(Stored records)

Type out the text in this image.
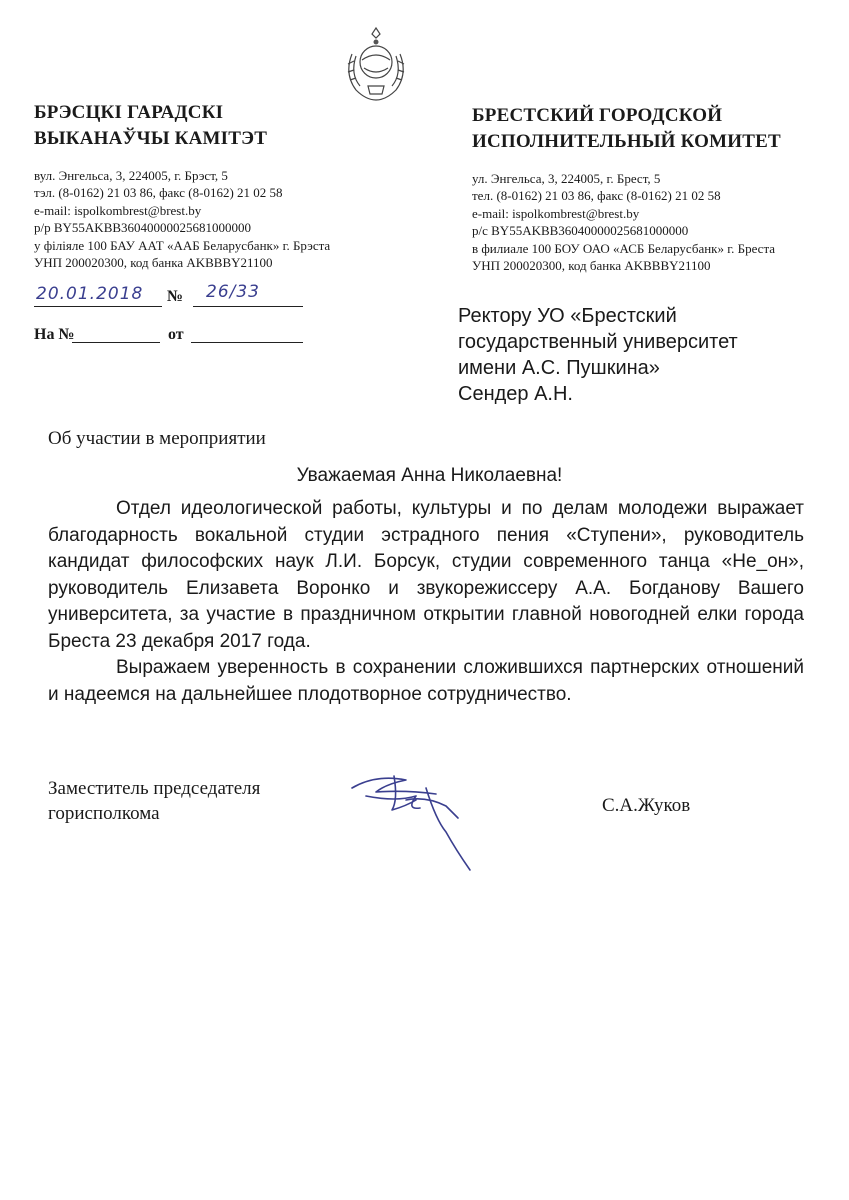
БРЭСЦКІ ГАРАДСКІ
ВЫКАНАЎЧЫ КАМІТЭТ
БРЕСТСКИЙ ГОРОДСКОЙ
ИСПОЛНИТЕЛЬНЫЙ КОМИТЕТ
вул. Энгельса, 3, 224005, г. Брэст, 5
тэл. (8-0162) 21 03 86, факс (8-0162) 21 02 58
e-mail: ispolkombrest@brest.by
р/р BY55AKBB36040000025681000000
у філіяле 100 БАУ ААТ «ААБ Беларусбанк» г. Брэста
УНП 200020300, код банка AKBBBY21100
ул. Энгельса, 3, 224005, г. Брест, 5
тел. (8-0162) 21 03 86, факс (8-0162) 21 02 58
e-mail: ispolkombrest@brest.by
р/с BY55AKBB36040000025681000000
в филиале 100 БОУ ОАО «АСБ Беларусбанк» г. Бреста
УНП 200020300, код банка AKBBBY21100
20.01.2018 № 26/33
На №	от
Ректору УО «Брестский
государственный университет
имени А.С. Пушкина»
Сендер А.Н.
Об участии в мероприятии
Уважаемая Анна Николаевна!

Отдел идеологической работы, культуры и по делам молодежи выражает благодарность вокальной студии эстрадного пения «Ступени», руководитель кандидат философских наук Л.И. Борсук, студии современного танца «Не_он», руководитель Елизавета Воронко и звукорежиссеру А.А. Богданову Вашего университета, за участие в праздничном открытии главной новогодней елки города Бреста 23 декабря 2017 года.

Выражаем уверенность в сохранении сложившихся партнерских отношений и надеемся на дальнейшее плодотворное сотрудничество.

Заместитель председателя
горисполкома	С.А.Жуков
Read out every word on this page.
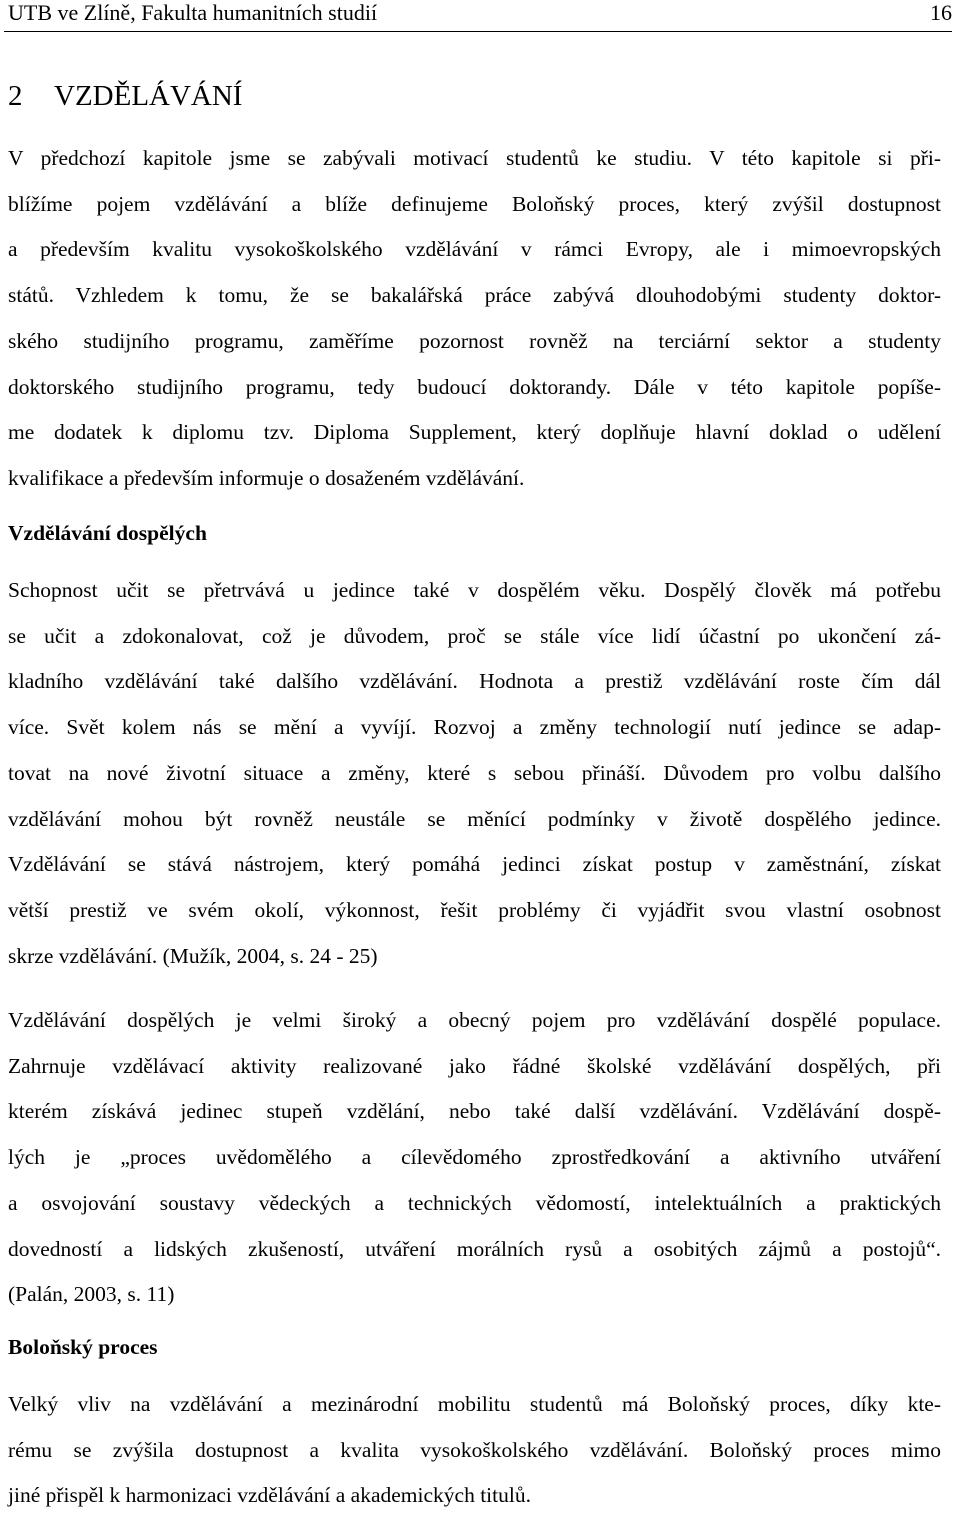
UTB ve Zlíně, Fakulta humanitních studií	16
2 VZDĚLÁVÁNÍ
V předchozí kapitole jsme se zabývali motivací studentů ke studiu. V této kapitole si při-
blížíme pojem vzdělávání a blíže definujeme Boloňský proces, který zvýšil dostupnost
a především kvalitu vysokoškolského vzdělávání v rámci Evropy, ale i mimoevropských
států. Vzhledem k tomu, že se bakalářská práce zabývá dlouhodobými studenty doktor-
ského studijního programu, zaměříme pozornost rovněž na terciární sektor a studenty
doktorského studijního programu, tedy budoucí doktorandy. Dále v této kapitole popíše-
me dodatek k diplomu tzv. Diploma Supplement, který doplňuje hlavní doklad o udělení
kvalifikace a především informuje o dosaženém vzdělávání.
Vzdělávání dospělých
Schopnost učit se přetrvává u jedince také v dospělém věku. Dospělý člověk má potřebu
se učit a zdokonalovat, což je důvodem, proč se stále více lidí účastní po ukončení zá-
kladního vzdělávání také dalšího vzdělávání. Hodnota a prestiž vzdělávání roste čím dál
více. Svět kolem nás se mění a vyvíjí. Rozvoj a změny technologií nutí jedince se adap-
tovat na nové životní situace a změny, které s sebou přináší. Důvodem pro volbu dalšího
vzdělávání mohou být rovněž neustále se měnící podmínky v životě dospělého jedince.
Vzdělávání se stává nástrojem, který pomáhá jedinci získat postup v zaměstnání, získat
větší prestiž ve svém okolí, výkonnost, řešit problémy či vyjádřit svou vlastní osobnost
skrze vzdělávání. (Mužík, 2004, s. 24 - 25)
Vzdělávání dospělých je velmi široký a obecný pojem pro vzdělávání dospělé populace.
Zahrnuje vzdělávací aktivity realizované jako řádné školské vzdělávání dospělých, při
kterém získává jedinec stupeň vzdělání, nebo také další vzdělávání. Vzdělávání dospě-
lých je „proces uvědomělého a cílevědomého zprostředkování a aktivního utváření
a osvojování soustavy vědeckých a technických vědomostí, intelektuálních a praktických
dovedností a lidských zkušeností, utváření morálních rysů a osobitých zájmů a postojů“.
(Palán, 2003, s. 11)
Boloňský proces
Velký vliv na vzdělávání a mezinárodní mobilitu studentů má Boloňský proces, díky kte-
rému se zvýšila dostupnost a kvalita vysokoškolského vzdělávání. Boloňský proces mimo
jiné přispěl k harmonizaci vzdělávání a akademických titulů.
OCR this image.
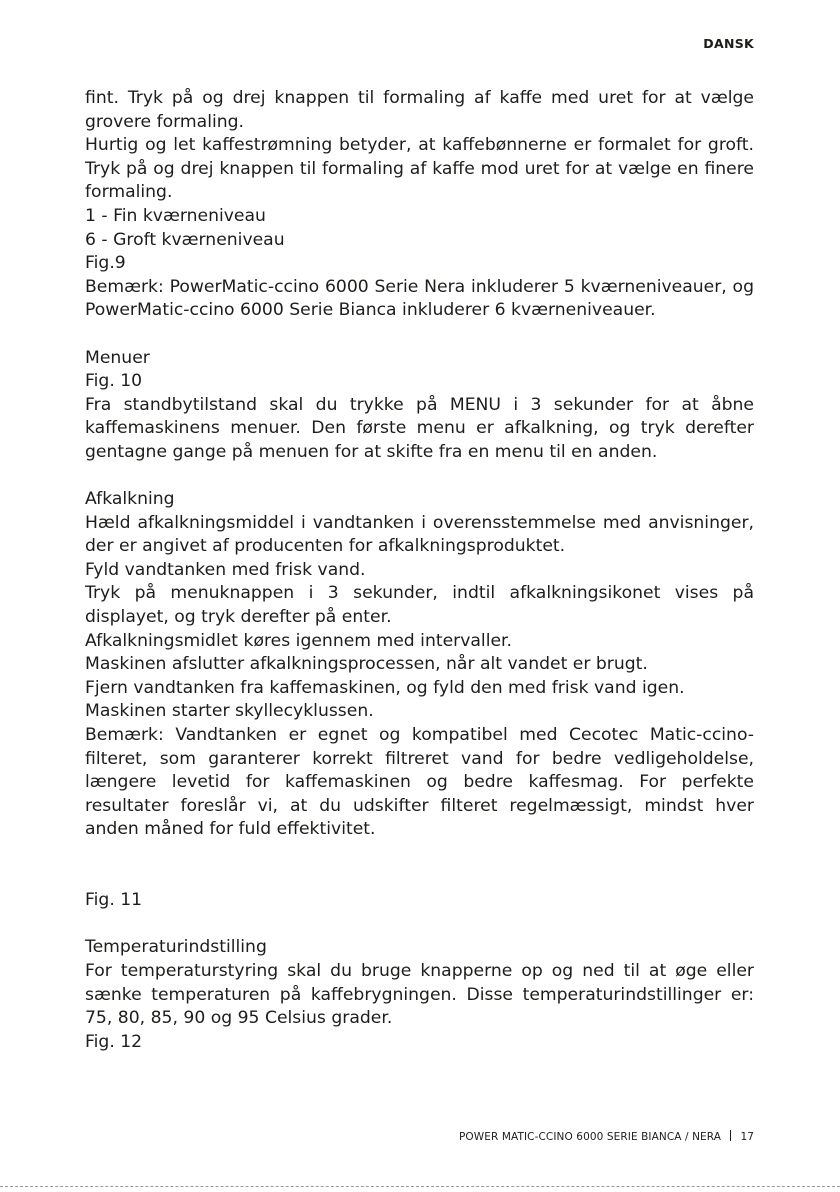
DANSK
fint. Tryk på og drej knappen til formaling af kaffe med uret for at vælge grovere formaling.
Hurtig og let kaffestrømning betyder, at kaffebønnerne er formalet for groft. Tryk på og drej knappen til formaling af kaffe mod uret for at vælge en finere formaling.
1 - Fin kværneniveau
6 - Groft kværneniveau
Fig.9
Bemærk: PowerMatic-ccino 6000 Serie Nera inkluderer 5 kværneniveauer, og PowerMatic-ccino 6000 Serie Bianca inkluderer 6 kværneniveauer.
Menuer
Fig. 10
Fra standbytilstand skal du trykke på MENU i 3 sekunder for at åbne kaffemaskinens menuer. Den første menu er afkalkning, og tryk derefter gentagne gange på menuen for at skifte fra en menu til en anden.
Afkalkning
Hæld afkalkningsmiddel i vandtanken i overensstemmelse med anvisninger, der er angivet af producenten for afkalkningsproduktet.
Fyld vandtanken med frisk vand.
Tryk på menuknappen i 3 sekunder, indtil afkalkningsikonet vises på displayet, og tryk derefter på enter.
Afkalkningsmidlet køres igennem med intervaller.
Maskinen afslutter afkalkningsprocessen, når alt vandet er brugt.
Fjern vandtanken fra kaffemaskinen, og fyld den med frisk vand igen.
Maskinen starter skyllecyklussen.
Bemærk: Vandtanken er egnet og kompatibel med Cecotec Matic-ccino-filteret, som garanterer korrekt filtreret vand for bedre vedligeholdelse, længere levetid for kaffemaskinen og bedre kaffesmag. For perfekte resultater foreslår vi, at du udskifter filteret regelmæssigt, mindst hver anden måned for fuld effektivitet.
Fig. 11
Temperaturindstilling
For temperaturstyring skal du bruge knapperne op og ned til at øge eller sænke temperaturen på kaffebrygningen. Disse temperaturindstillinger er: 75, 80, 85, 90 og 95 Celsius grader.
Fig. 12
POWER MATIC-CCINO 6000 SERIE BIANCA / NERA 17
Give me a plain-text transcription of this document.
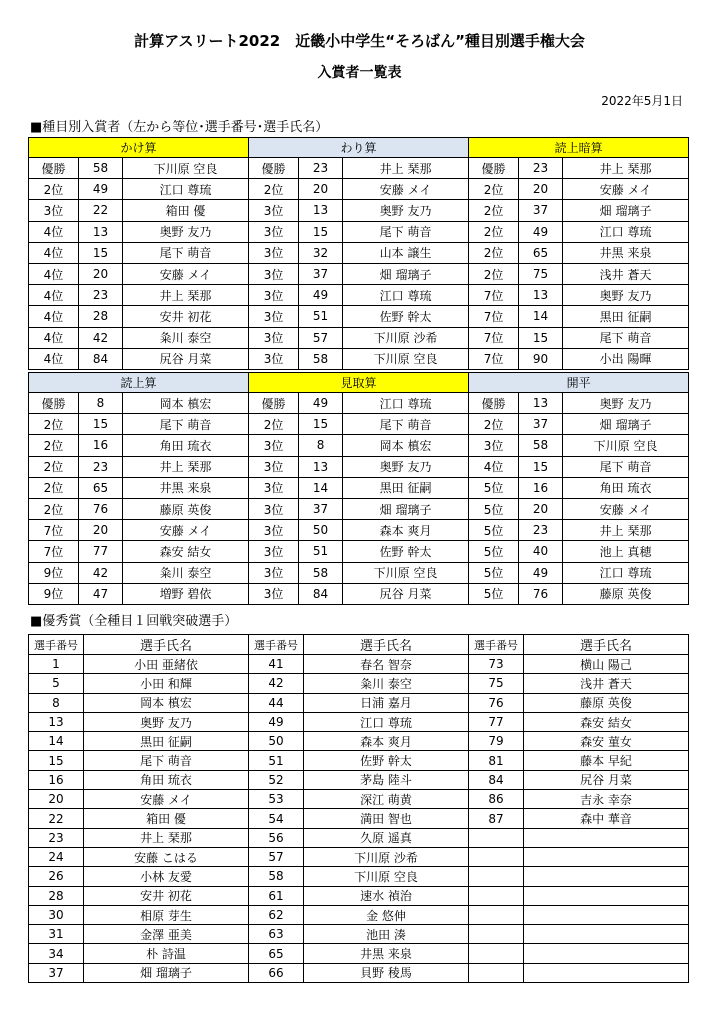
計算アスリート2022　近畿小中学生“そろばん”種目別選手権大会
入賞者一覧表
2022年5月1日
■種目別入賞者（左から等位･選手番号･選手氏名）
かけ算			わり算			読上暗算		
優勝	58	下川原 空良	優勝	23	井上 琹那	優勝	23	井上 琹那
2位	49	江口 尊琉	2位	20	安藤 メイ	2位	20	安藤 メイ
3位	22	箱田 優	3位	13	奥野 友乃	2位	37	畑 瑠璃子
4位	13	奥野 友乃	3位	15	尾下 萌音	2位	49	江口 尊琉
4位	15	尾下 萌音	3位	32	山本 譲生	2位	65	井黒 来泉
4位	20	安藤 メイ	3位	37	畑 瑠璃子	2位	75	浅井 蒼天
4位	23	井上 琹那	3位	49	江口 尊琉	7位	13	奥野 友乃
4位	28	安井 初花	3位	51	佐野 幹太	7位	14	黒田 征嗣
4位	42	粂川 泰空	3位	57	下川原 沙希	7位	15	尾下 萌音
4位	84	尻谷 月菜	3位	58	下川原 空良	7位	90	小出 陽暉
読上算			見取算			開平		
優勝	8	岡本 槙宏	優勝	49	江口 尊琉	優勝	13	奥野 友乃
2位	15	尾下 萌音	2位	15	尾下 萌音	2位	37	畑 瑠璃子
2位	16	角田 琉衣	3位	8	岡本 槙宏	3位	58	下川原 空良
2位	23	井上 琹那	3位	13	奥野 友乃	4位	15	尾下 萌音
2位	65	井黒 来泉	3位	14	黒田 征嗣	5位	16	角田 琉衣
2位	76	藤原 英俊	3位	37	畑 瑠璃子	5位	20	安藤 メイ
7位	20	安藤 メイ	3位	50	森本 爽月	5位	23	井上 琹那
7位	77	森安 結女	3位	51	佐野 幹太	5位	40	池上 真穂
9位	42	粂川 泰空	3位	58	下川原 空良	5位	49	江口 尊琉
9位	47	増野 碧依	3位	84	尻谷 月菜	5位	76	藤原 英俊
■優秀賞（全種目１回戦突破選手）
選手番号	選手氏名	選手番号	選手氏名	選手番号	選手氏名
1	小田 亜緒依	41	春名 智奈	73	横山 陽己
5	小田 和輝	42	粂川 泰空	75	浅井 蒼天
8	岡本 槙宏	44	日浦 嘉月	76	藤原 英俊
13	奥野 友乃	49	江口 尊琉	77	森安 結女
14	黒田 征嗣	50	森本 爽月	79	森安 菫女
15	尾下 萌音	51	佐野 幹太	81	藤本 早紀
16	角田 琉衣	52	茅島 陸斗	84	尻谷 月菜
20	安藤 メイ	53	深江 萌黄	86	吉永 幸奈
22	箱田 優	54	満田 智也	87	森中 華音
23	井上 琹那	56	久原 遥真		
24	安藤 こはる	57	下川原 沙希		
26	小林 友愛	58	下川原 空良		
28	安井 初花	61	速水 禎治		
30	相原 芽生	62	金 悠伸		
31	金澤 亜美	63	池田 湊		
34	朴 詩温	65	井黒 来泉		
37	畑 瑠璃子	66	貝野 稜馬		
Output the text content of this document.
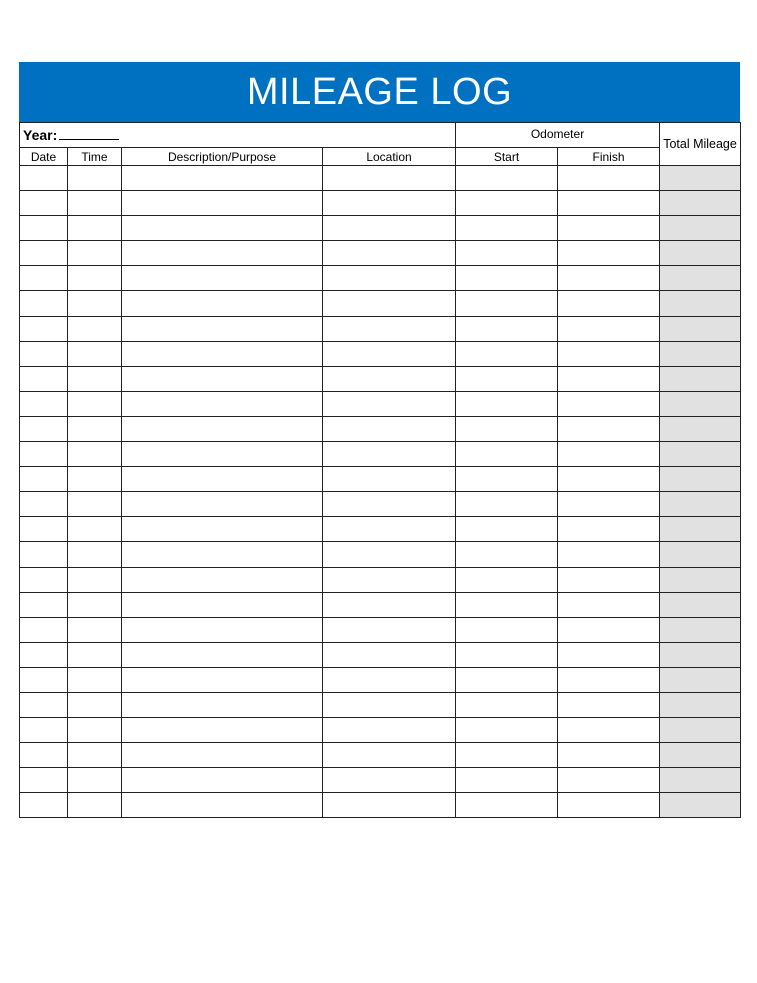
MILEAGE LOG
Year:				Odometer		Total Mileage
Date	Time	Description/Purpose	Location	Start	Finish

INSTRUCTION :: Review the preceding data and report every line that includes the string "pojem".

FINAL ANSWER ::
blížíme pojem vzdělávání a blíže definujeme Boloňský proces, který zvýšil dostupnost
Vzdělávání dospělých je velmi široký a obecný pojem pro vzdělávání dospělé populace.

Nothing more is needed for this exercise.